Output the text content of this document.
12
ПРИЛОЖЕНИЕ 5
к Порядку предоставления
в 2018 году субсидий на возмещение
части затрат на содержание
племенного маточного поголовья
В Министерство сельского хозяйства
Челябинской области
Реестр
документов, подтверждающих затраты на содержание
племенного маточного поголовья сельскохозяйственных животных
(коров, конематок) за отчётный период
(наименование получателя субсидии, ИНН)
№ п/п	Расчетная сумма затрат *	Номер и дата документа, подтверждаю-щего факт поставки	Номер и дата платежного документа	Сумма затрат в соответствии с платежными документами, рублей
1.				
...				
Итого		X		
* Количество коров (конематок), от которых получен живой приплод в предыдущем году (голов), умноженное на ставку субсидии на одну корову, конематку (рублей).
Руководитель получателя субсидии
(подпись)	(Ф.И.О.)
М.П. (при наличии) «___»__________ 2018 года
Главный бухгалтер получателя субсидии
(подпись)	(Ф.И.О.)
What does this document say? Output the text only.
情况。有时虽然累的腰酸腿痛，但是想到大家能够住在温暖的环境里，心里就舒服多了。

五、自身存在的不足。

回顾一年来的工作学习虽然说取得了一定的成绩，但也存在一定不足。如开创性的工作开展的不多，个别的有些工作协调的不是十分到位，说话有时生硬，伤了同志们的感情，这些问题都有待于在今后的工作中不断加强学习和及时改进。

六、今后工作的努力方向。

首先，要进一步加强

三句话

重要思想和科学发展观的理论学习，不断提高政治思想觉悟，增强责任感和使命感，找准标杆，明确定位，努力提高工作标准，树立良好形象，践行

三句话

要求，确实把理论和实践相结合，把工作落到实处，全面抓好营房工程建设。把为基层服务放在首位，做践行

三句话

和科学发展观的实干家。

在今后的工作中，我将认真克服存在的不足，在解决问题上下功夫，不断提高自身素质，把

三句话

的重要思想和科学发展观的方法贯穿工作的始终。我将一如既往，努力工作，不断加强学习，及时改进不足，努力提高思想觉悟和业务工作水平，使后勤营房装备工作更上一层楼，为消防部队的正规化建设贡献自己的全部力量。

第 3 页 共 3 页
--------
• [GOAL]:
Output all preceding records character for character.

• [RESPONSE]:
Output the text content of this document.
12
ПРИЛОЖЕНИЕ 5
к Порядку предоставления
в 2018 году субсидий на возмещение
части затрат на содержание
племенного маточного поголовья
В Министерство сельского хозяйства
Челябинской области
Реестр
документов, подтверждающих затраты на содержание
племенного маточного поголовья сельскохозяйственных животных
(коров, конематок) за отчётный период
(наименование получателя субсидии, ИНН)
№ п/п	Расчетная сумма затрат *	Номер и дата документа, подтверждаю-щего факт поставки	Номер и дата платежного документа	Сумма затрат в соответствии с платежными документами, рублей
1.				
...				
Итого		X		
* Количество коров (конематок), от которых получен живой приплод в предыдущем году (голов), умноженное на ставку субсидии на одну корову, конематку (рублей).
Руководитель получателя субсидии
(подпись)	(Ф.И.О.)
М.П. (при наличии) «___»__________ 2018 года
Главный бухгалтер получателя субсидии
(подпись)	(Ф.И.О.)
What does this document say? Output the text only.
情况。有时虽然累的腰酸腿痛，但是想到大家能够住在温暖的环境里，心里就舒服多了。

五、自身存在的不足。

回顾一年来的工作学习虽然说取得了一定的成绩，但也存在一定不足。如开创性的工作开展的不多，个别的有些工作协调的不是十分到位，说话有时生硬，伤了同志们的感情，这些问题都有待于在今后的工作中不断加强学习和及时改进。

六、今后工作的努力方向。

首先，要进一步加强

三句话

重要思想和科学发展观的理论学习，不断提高政治思想觉悟，增强责任感和使命感，找准标杆，明确定位，努力提高工作标准，树立良好形象，践行

三句话

要求，确实把理论和实践相结合，把工作落到实处，全面抓好营房工程建设。把为基层服务放在首位，做践行

三句话

和科学发展观的实干家。

在今后的工作中，我将认真克服存在的不足，在解决问题上下功夫，不断提高自身素质，把

三句话

的重要思想和科学发展观的方法贯穿工作的始终。我将一如既往，努力工作，不断加强学习，及时改进不足，努力提高思想觉悟和业务工作水平，使后勤营房装备工作更上一层楼，为消防部队的正规化建设贡献自己的全部力量。

第 3 页 共 3 页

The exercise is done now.